Copy out every line of the listing below, character for character.

> **Data lines**
-=-=-=-=-
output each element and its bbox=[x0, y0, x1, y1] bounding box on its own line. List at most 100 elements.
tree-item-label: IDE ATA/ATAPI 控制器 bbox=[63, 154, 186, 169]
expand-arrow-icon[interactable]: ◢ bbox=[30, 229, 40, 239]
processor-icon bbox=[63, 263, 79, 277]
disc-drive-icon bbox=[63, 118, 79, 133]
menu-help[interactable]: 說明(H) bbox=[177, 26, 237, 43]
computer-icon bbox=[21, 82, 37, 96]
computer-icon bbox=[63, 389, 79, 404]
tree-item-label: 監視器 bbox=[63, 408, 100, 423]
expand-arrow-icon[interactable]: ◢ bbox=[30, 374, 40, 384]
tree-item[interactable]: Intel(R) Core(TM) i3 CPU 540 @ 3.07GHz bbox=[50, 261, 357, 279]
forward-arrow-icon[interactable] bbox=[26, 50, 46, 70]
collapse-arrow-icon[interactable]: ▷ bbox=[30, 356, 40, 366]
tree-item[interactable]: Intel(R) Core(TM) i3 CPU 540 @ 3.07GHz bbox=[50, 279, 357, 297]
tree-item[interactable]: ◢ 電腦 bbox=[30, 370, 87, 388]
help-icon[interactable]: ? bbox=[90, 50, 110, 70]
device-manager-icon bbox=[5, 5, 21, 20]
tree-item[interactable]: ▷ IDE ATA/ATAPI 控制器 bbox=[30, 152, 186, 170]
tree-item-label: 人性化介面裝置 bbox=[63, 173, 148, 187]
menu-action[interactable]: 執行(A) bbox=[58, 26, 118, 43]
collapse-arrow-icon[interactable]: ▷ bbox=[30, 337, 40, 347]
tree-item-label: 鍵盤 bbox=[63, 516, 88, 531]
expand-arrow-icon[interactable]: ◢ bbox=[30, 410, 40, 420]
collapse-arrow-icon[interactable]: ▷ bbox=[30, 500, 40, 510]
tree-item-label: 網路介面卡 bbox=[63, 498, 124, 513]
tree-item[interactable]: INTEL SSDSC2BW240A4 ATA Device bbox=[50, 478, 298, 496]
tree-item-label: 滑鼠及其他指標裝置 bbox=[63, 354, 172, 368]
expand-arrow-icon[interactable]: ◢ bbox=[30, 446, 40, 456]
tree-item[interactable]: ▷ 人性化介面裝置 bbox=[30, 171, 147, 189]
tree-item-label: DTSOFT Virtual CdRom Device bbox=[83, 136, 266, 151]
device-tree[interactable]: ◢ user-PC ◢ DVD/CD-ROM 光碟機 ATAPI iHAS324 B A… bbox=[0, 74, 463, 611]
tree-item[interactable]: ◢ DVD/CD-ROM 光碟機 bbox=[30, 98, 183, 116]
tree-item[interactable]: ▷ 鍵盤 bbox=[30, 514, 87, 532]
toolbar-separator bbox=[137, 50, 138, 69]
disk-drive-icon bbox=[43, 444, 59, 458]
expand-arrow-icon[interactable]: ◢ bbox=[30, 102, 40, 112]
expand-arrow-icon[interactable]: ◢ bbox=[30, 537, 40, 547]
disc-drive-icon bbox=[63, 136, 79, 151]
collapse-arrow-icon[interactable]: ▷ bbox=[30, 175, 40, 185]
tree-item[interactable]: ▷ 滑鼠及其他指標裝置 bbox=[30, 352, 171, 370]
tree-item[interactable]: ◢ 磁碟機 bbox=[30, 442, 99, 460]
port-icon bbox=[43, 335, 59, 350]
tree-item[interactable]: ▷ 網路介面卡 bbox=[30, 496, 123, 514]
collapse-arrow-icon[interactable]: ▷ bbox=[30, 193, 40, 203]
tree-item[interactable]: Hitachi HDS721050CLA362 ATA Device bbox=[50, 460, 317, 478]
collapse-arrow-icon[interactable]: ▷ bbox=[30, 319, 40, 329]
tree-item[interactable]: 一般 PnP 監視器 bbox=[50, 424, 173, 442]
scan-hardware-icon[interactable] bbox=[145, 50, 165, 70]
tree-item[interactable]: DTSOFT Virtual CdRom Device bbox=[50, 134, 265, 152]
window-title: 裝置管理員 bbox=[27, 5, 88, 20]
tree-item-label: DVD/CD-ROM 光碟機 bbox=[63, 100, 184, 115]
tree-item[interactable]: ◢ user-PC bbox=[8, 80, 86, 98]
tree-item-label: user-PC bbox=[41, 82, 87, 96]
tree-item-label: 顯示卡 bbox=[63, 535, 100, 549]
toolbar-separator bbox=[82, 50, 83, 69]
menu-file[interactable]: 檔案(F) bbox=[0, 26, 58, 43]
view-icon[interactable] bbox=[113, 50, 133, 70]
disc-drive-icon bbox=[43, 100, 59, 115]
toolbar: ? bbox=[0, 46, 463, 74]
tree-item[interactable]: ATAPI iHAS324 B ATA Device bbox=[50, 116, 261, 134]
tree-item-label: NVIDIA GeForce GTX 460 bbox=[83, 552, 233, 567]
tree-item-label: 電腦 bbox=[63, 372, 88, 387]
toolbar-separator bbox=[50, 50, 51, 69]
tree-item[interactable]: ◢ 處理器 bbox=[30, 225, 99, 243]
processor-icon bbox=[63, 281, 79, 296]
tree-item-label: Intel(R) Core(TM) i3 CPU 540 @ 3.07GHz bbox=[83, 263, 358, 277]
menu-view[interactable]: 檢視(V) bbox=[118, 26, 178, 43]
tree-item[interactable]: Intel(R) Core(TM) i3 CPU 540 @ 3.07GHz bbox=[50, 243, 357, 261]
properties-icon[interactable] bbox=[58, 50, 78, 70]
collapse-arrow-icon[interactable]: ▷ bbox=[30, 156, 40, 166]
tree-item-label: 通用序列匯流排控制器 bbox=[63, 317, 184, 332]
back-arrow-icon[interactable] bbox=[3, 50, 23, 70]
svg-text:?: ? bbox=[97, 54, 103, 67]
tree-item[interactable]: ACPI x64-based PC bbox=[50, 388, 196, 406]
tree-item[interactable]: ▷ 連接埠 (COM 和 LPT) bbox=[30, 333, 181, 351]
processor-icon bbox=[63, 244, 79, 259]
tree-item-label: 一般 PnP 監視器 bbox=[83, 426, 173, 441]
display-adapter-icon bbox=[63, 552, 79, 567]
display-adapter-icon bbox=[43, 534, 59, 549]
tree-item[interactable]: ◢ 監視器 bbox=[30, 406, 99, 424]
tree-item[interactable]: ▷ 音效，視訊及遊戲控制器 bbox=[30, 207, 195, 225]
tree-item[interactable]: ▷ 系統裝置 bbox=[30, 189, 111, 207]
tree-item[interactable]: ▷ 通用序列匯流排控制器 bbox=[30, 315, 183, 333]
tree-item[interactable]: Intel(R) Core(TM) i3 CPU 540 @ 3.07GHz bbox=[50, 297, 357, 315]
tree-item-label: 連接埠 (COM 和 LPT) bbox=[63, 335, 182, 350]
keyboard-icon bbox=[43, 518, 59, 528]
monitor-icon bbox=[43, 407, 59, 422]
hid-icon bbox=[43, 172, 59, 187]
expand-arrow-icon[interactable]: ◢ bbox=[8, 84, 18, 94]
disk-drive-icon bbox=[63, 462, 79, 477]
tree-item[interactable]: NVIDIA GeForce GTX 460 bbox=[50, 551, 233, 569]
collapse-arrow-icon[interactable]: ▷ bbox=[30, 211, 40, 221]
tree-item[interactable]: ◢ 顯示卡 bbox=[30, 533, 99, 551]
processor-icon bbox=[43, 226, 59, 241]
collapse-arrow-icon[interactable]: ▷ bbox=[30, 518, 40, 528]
-=-=-=-=-
> **Exercise response**
output each element and its bbox=[x0, y0, x1, y1] bounding box on its own line. List at most 100 elements.
tree-item-label: IDE ATA/ATAPI 控制器 bbox=[63, 154, 186, 169]
expand-arrow-icon[interactable]: ◢ bbox=[30, 229, 40, 239]
processor-icon bbox=[63, 263, 79, 277]
disc-drive-icon bbox=[63, 118, 79, 133]
menu-help[interactable]: 說明(H) bbox=[177, 26, 237, 43]
computer-icon bbox=[21, 82, 37, 96]
computer-icon bbox=[63, 389, 79, 404]
tree-item-label: 監視器 bbox=[63, 408, 100, 423]
expand-arrow-icon[interactable]: ◢ bbox=[30, 374, 40, 384]
tree-item[interactable]: Intel(R) Core(TM) i3 CPU 540 @ 3.07GHz bbox=[50, 261, 357, 279]
forward-arrow-icon[interactable] bbox=[26, 50, 46, 70]
collapse-arrow-icon[interactable]: ▷ bbox=[30, 356, 40, 366]
tree-item[interactable]: Intel(R) Core(TM) i3 CPU 540 @ 3.07GHz bbox=[50, 279, 357, 297]
tree-item[interactable]: ◢ 電腦 bbox=[30, 370, 87, 388]
help-icon[interactable]: ? bbox=[90, 50, 110, 70]
device-manager-icon bbox=[5, 5, 21, 20]
tree-item[interactable]: ▷ IDE ATA/ATAPI 控制器 bbox=[30, 152, 186, 170]
tree-item-label: 人性化介面裝置 bbox=[63, 173, 148, 187]
menu-action[interactable]: 執行(A) bbox=[58, 26, 118, 43]
collapse-arrow-icon[interactable]: ▷ bbox=[30, 337, 40, 347]
tree-item-label: 鍵盤 bbox=[63, 516, 88, 531]
expand-arrow-icon[interactable]: ◢ bbox=[30, 410, 40, 420]
collapse-arrow-icon[interactable]: ▷ bbox=[30, 500, 40, 510]
tree-item-label: 網路介面卡 bbox=[63, 498, 124, 513]
tree-item[interactable]: INTEL SSDSC2BW240A4 ATA Device bbox=[50, 478, 298, 496]
tree-item-label: 滑鼠及其他指標裝置 bbox=[63, 354, 172, 368]
expand-arrow-icon[interactable]: ◢ bbox=[30, 446, 40, 456]
tree-item[interactable]: ▷ 人性化介面裝置 bbox=[30, 171, 147, 189]
tree-item-label: DTSOFT Virtual CdRom Device bbox=[83, 136, 266, 151]
device-tree[interactable]: ◢ user-PC ◢ DVD/CD-ROM 光碟機 ATAPI iHAS324 B A… bbox=[0, 74, 463, 611]
tree-item[interactable]: ◢ DVD/CD-ROM 光碟機 bbox=[30, 98, 183, 116]
tree-item[interactable]: ▷ 鍵盤 bbox=[30, 514, 87, 532]
toolbar-separator bbox=[137, 50, 138, 69]
disk-drive-icon bbox=[43, 444, 59, 458]
expand-arrow-icon[interactable]: ◢ bbox=[30, 102, 40, 112]
expand-arrow-icon[interactable]: ◢ bbox=[30, 537, 40, 547]
disc-drive-icon bbox=[63, 136, 79, 151]
collapse-arrow-icon[interactable]: ▷ bbox=[30, 175, 40, 185]
tree-item[interactable]: ▷ 滑鼠及其他指標裝置 bbox=[30, 352, 171, 370]
tree-item[interactable]: ◢ 磁碟機 bbox=[30, 442, 99, 460]
port-icon bbox=[43, 335, 59, 350]
tree-item[interactable]: ▷ 網路介面卡 bbox=[30, 496, 123, 514]
collapse-arrow-icon[interactable]: ▷ bbox=[30, 193, 40, 203]
tree-item[interactable]: Hitachi HDS721050CLA362 ATA Device bbox=[50, 460, 317, 478]
collapse-arrow-icon[interactable]: ▷ bbox=[30, 319, 40, 329]
tree-item[interactable]: 一般 PnP 監視器 bbox=[50, 424, 173, 442]
scan-hardware-icon[interactable] bbox=[145, 50, 165, 70]
tree-item[interactable]: DTSOFT Virtual CdRom Device bbox=[50, 134, 265, 152]
window-title: 裝置管理員 bbox=[27, 5, 88, 20]
tree-item-label: DVD/CD-ROM 光碟機 bbox=[63, 100, 184, 115]
tree-item[interactable]: ◢ user-PC bbox=[8, 80, 86, 98]
tree-item-label: user-PC bbox=[41, 82, 87, 96]
tree-item-label: 顯示卡 bbox=[63, 535, 100, 549]
toolbar-separator bbox=[82, 50, 83, 69]
menu-file[interactable]: 檔案(F) bbox=[0, 26, 58, 43]
view-icon[interactable] bbox=[113, 50, 133, 70]
disc-drive-icon bbox=[43, 100, 59, 115]
toolbar: ? bbox=[0, 46, 463, 74]
tree-item[interactable]: ATAPI iHAS324 B ATA Device bbox=[50, 116, 261, 134]
tree-item-label: NVIDIA GeForce GTX 460 bbox=[83, 552, 233, 567]
tree-item-label: 電腦 bbox=[63, 372, 88, 387]
toolbar-separator bbox=[50, 50, 51, 69]
tree-item[interactable]: ◢ 處理器 bbox=[30, 225, 99, 243]
processor-icon bbox=[63, 281, 79, 296]
tree-item-label: Intel(R) Core(TM) i3 CPU 540 @ 3.07GHz bbox=[83, 263, 358, 277]
menu-view[interactable]: 檢視(V) bbox=[118, 26, 178, 43]
tree-item[interactable]: Intel(R) Core(TM) i3 CPU 540 @ 3.07GHz bbox=[50, 243, 357, 261]
properties-icon[interactable] bbox=[58, 50, 78, 70]
collapse-arrow-icon[interactable]: ▷ bbox=[30, 156, 40, 166]
tree-item-label: 通用序列匯流排控制器 bbox=[63, 317, 184, 332]
back-arrow-icon[interactable] bbox=[3, 50, 23, 70]
svg-text:?: ? bbox=[97, 54, 103, 67]
tree-item[interactable]: ACPI x64-based PC bbox=[50, 388, 196, 406]
tree-item[interactable]: ▷ 連接埠 (COM 和 LPT) bbox=[30, 333, 181, 351]
processor-icon bbox=[63, 244, 79, 259]
tree-item-label: 一般 PnP 監視器 bbox=[83, 426, 173, 441]
display-adapter-icon bbox=[63, 552, 79, 567]
display-adapter-icon bbox=[43, 534, 59, 549]
tree-item[interactable]: ◢ 監視器 bbox=[30, 406, 99, 424]
tree-item[interactable]: ▷ 音效，視訊及遊戲控制器 bbox=[30, 207, 195, 225]
tree-item[interactable]: ▷ 系統裝置 bbox=[30, 189, 111, 207]
tree-item[interactable]: ▷ 通用序列匯流排控制器 bbox=[30, 315, 183, 333]
tree-item[interactable]: Intel(R) Core(TM) i3 CPU 540 @ 3.07GHz bbox=[50, 297, 357, 315]
tree-item-label: 連接埠 (COM 和 LPT) bbox=[63, 335, 182, 350]
keyboard-icon bbox=[43, 518, 59, 528]
monitor-icon bbox=[43, 407, 59, 422]
hid-icon bbox=[43, 172, 59, 187]
expand-arrow-icon[interactable]: ◢ bbox=[8, 84, 18, 94]
disk-drive-icon bbox=[63, 462, 79, 477]
tree-item[interactable]: NVIDIA GeForce GTX 460 bbox=[50, 551, 233, 569]
collapse-arrow-icon[interactable]: ▷ bbox=[30, 211, 40, 221]
tree-item[interactable]: ◢ 顯示卡 bbox=[30, 533, 99, 551]
processor-icon bbox=[43, 226, 59, 241]
collapse-arrow-icon[interactable]: ▷ bbox=[30, 518, 40, 528]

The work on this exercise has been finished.